____ Listing

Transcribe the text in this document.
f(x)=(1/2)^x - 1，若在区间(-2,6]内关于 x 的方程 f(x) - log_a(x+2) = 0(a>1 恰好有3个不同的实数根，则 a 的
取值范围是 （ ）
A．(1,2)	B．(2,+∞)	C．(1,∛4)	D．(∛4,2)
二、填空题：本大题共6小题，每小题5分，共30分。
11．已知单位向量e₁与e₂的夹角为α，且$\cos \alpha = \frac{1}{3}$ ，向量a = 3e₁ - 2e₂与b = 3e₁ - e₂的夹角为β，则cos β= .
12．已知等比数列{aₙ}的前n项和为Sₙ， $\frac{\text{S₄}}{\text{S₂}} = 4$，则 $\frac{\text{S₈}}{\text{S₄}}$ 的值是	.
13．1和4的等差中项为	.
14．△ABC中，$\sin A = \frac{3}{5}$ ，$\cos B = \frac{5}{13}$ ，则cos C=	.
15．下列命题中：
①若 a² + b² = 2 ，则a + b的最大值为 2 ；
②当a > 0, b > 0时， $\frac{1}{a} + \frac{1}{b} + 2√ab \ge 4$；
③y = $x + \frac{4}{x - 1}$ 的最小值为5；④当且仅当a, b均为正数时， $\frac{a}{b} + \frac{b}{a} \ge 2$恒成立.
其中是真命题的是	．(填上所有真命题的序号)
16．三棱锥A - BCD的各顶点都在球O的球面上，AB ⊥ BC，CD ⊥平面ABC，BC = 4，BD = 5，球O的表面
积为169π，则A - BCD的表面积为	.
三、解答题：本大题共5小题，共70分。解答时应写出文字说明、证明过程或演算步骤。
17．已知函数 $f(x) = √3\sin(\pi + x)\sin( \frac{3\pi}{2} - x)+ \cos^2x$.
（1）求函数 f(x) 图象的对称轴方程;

________

The problem:
Copy out every line of the material above that mentions the word "frac".

Exercise answer:
11．已知单位向量e₁与e₂的夹角为α，且$\cos \alpha = \frac{1}{3}$ ，向量a = 3e₁ - 2e₂与b = 3e₁ - e₂的夹角为β，则cos β= .
12．已知等比数列{aₙ}的前n项和为Sₙ， $\frac{\text{S₄}}{\text{S₂}} = 4$，则 $\frac{\text{S₈}}{\text{S₄}}$ 的值是	.
14．△ABC中，$\sin A = \frac{3}{5}$ ，$\cos B = \frac{5}{13}$ ，则cos C=	.
②当a > 0, b > 0时， $\frac{1}{a} + \frac{1}{b} + 2√ab \ge 4$；
③y = $x + \frac{4}{x - 1}$ 的最小值为5；④当且仅当a, b均为正数时， $\frac{a}{b} + \frac{b}{a} \ge 2$恒成立.
17．已知函数 $f(x) = √3\sin(\pi + x)\sin( \frac{3\pi}{2} - x)+ \cos^2x$.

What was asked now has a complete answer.